■ Dataset items:
::::::

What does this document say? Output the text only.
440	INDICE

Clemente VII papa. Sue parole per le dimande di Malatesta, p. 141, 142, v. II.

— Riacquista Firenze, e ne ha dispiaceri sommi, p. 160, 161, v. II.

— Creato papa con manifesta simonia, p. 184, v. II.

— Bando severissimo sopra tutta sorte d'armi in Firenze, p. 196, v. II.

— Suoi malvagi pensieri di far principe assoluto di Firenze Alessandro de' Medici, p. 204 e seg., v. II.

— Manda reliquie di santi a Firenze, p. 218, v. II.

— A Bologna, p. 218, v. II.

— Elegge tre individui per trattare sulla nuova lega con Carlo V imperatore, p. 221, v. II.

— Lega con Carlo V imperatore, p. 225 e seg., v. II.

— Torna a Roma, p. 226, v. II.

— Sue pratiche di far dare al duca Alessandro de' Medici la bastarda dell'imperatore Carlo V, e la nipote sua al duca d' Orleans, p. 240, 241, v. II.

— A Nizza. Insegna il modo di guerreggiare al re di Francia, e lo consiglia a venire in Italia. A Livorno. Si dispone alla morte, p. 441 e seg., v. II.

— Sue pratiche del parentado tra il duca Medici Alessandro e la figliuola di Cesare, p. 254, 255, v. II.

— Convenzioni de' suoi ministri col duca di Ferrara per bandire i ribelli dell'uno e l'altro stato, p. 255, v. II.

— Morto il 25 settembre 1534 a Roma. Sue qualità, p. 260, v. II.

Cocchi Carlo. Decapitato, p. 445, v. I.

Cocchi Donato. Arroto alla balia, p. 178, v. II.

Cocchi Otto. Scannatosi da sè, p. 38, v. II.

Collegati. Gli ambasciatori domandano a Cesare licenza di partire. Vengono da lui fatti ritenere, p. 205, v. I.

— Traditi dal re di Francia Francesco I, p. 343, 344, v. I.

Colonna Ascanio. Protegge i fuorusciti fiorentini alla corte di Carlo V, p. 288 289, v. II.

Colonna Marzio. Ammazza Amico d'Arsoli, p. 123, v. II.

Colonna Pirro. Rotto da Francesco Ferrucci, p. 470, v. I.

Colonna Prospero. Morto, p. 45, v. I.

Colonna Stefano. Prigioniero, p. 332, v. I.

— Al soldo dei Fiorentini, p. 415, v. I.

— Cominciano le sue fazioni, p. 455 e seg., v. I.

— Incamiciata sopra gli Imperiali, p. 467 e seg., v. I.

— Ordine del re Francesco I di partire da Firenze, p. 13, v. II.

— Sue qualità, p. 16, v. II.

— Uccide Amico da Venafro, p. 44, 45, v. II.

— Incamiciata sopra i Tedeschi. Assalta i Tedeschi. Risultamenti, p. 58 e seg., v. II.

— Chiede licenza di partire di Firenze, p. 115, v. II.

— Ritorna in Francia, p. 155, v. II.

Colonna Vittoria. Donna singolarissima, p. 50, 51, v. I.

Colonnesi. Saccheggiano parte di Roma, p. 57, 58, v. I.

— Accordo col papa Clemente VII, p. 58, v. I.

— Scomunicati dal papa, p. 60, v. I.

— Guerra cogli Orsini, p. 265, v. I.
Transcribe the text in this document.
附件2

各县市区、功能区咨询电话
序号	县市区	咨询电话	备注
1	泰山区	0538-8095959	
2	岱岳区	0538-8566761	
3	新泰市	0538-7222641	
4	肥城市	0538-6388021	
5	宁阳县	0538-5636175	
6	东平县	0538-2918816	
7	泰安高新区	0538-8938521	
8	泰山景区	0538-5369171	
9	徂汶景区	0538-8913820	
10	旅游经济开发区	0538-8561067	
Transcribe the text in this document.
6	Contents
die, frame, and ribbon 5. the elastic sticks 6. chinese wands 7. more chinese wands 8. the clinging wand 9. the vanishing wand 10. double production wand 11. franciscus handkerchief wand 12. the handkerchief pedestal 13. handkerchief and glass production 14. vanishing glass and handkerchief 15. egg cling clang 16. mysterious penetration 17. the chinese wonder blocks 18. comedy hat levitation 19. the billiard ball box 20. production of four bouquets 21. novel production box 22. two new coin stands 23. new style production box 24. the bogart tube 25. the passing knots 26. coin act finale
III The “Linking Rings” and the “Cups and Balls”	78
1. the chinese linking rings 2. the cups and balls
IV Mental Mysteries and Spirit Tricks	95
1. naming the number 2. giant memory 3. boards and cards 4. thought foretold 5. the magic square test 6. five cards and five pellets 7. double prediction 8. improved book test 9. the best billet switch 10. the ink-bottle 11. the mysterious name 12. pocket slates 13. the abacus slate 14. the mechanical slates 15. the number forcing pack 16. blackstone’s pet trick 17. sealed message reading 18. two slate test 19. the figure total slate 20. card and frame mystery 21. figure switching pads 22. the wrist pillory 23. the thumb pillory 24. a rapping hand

::::::

■ Problem description: Without leaving anything out, quote all the data.

■ Correct result:
What does this document say? Output the text only.
440	INDICE

Clemente VII papa. Sue parole per le dimande di Malatesta, p. 141, 142, v. II.

— Riacquista Firenze, e ne ha dispiaceri sommi, p. 160, 161, v. II.

— Creato papa con manifesta simonia, p. 184, v. II.

— Bando severissimo sopra tutta sorte d'armi in Firenze, p. 196, v. II.

— Suoi malvagi pensieri di far principe assoluto di Firenze Alessandro de' Medici, p. 204 e seg., v. II.

— Manda reliquie di santi a Firenze, p. 218, v. II.

— A Bologna, p. 218, v. II.

— Elegge tre individui per trattare sulla nuova lega con Carlo V imperatore, p. 221, v. II.

— Lega con Carlo V imperatore, p. 225 e seg., v. II.

— Torna a Roma, p. 226, v. II.

— Sue pratiche di far dare al duca Alessandro de' Medici la bastarda dell'imperatore Carlo V, e la nipote sua al duca d' Orleans, p. 240, 241, v. II.

— A Nizza. Insegna il modo di guerreggiare al re di Francia, e lo consiglia a venire in Italia. A Livorno. Si dispone alla morte, p. 441 e seg., v. II.

— Sue pratiche del parentado tra il duca Medici Alessandro e la figliuola di Cesare, p. 254, 255, v. II.

— Convenzioni de' suoi ministri col duca di Ferrara per bandire i ribelli dell'uno e l'altro stato, p. 255, v. II.

— Morto il 25 settembre 1534 a Roma. Sue qualità, p. 260, v. II.

Cocchi Carlo. Decapitato, p. 445, v. I.

Cocchi Donato. Arroto alla balia, p. 178, v. II.

Cocchi Otto. Scannatosi da sè, p. 38, v. II.

Collegati. Gli ambasciatori domandano a Cesare licenza di partire. Vengono da lui fatti ritenere, p. 205, v. I.

— Traditi dal re di Francia Francesco I, p. 343, 344, v. I.

Colonna Ascanio. Protegge i fuorusciti fiorentini alla corte di Carlo V, p. 288 289, v. II.

Colonna Marzio. Ammazza Amico d'Arsoli, p. 123, v. II.

Colonna Pirro. Rotto da Francesco Ferrucci, p. 470, v. I.

Colonna Prospero. Morto, p. 45, v. I.

Colonna Stefano. Prigioniero, p. 332, v. I.

— Al soldo dei Fiorentini, p. 415, v. I.

— Cominciano le sue fazioni, p. 455 e seg., v. I.

— Incamiciata sopra gli Imperiali, p. 467 e seg., v. I.

— Ordine del re Francesco I di partire da Firenze, p. 13, v. II.

— Sue qualità, p. 16, v. II.

— Uccide Amico da Venafro, p. 44, 45, v. II.

— Incamiciata sopra i Tedeschi. Assalta i Tedeschi. Risultamenti, p. 58 e seg., v. II.

— Chiede licenza di partire di Firenze, p. 115, v. II.

— Ritorna in Francia, p. 155, v. II.

Colonna Vittoria. Donna singolarissima, p. 50, 51, v. I.

Colonnesi. Saccheggiano parte di Roma, p. 57, 58, v. I.

— Accordo col papa Clemente VII, p. 58, v. I.

— Scomunicati dal papa, p. 60, v. I.

— Guerra cogli Orsini, p. 265, v. I.
Transcribe the text in this document.
附件2

各县市区、功能区咨询电话
序号	县市区	咨询电话	备注
1	泰山区	0538-8095959	
2	岱岳区	0538-8566761	
3	新泰市	0538-7222641	
4	肥城市	0538-6388021	
5	宁阳县	0538-5636175	
6	东平县	0538-2918816	
7	泰安高新区	0538-8938521	
8	泰山景区	0538-5369171	
9	徂汶景区	0538-8913820	
10	旅游经济开发区	0538-8561067	
Transcribe the text in this document.
6	Contents
die, frame, and ribbon 5. the elastic sticks 6. chinese wands 7. more chinese wands 8. the clinging wand 9. the vanishing wand 10. double production wand 11. franciscus handkerchief wand 12. the handkerchief pedestal 13. handkerchief and glass production 14. vanishing glass and handkerchief 15. egg cling clang 16. mysterious penetration 17. the chinese wonder blocks 18. comedy hat levitation 19. the billiard ball box 20. production of four bouquets 21. novel production box 22. two new coin stands 23. new style production box 24. the bogart tube 25. the passing knots 26. coin act finale
III The “Linking Rings” and the “Cups and Balls”	78
1. the chinese linking rings 2. the cups and balls
IV Mental Mysteries and Spirit Tricks	95
1. naming the number 2. giant memory 3. boards and cards 4. thought foretold 5. the magic square test 6. five cards and five pellets 7. double prediction 8. improved book test 9. the best billet switch 10. the ink-bottle 11. the mysterious name 12. pocket slates 13. the abacus slate 14. the mechanical slates 15. the number forcing pack 16. blackstone’s pet trick 17. sealed message reading 18. two slate test 19. the figure total slate 20. card and frame mystery 21. figure switching pads 22. the wrist pillory 23. the thumb pillory 24. a rapping hand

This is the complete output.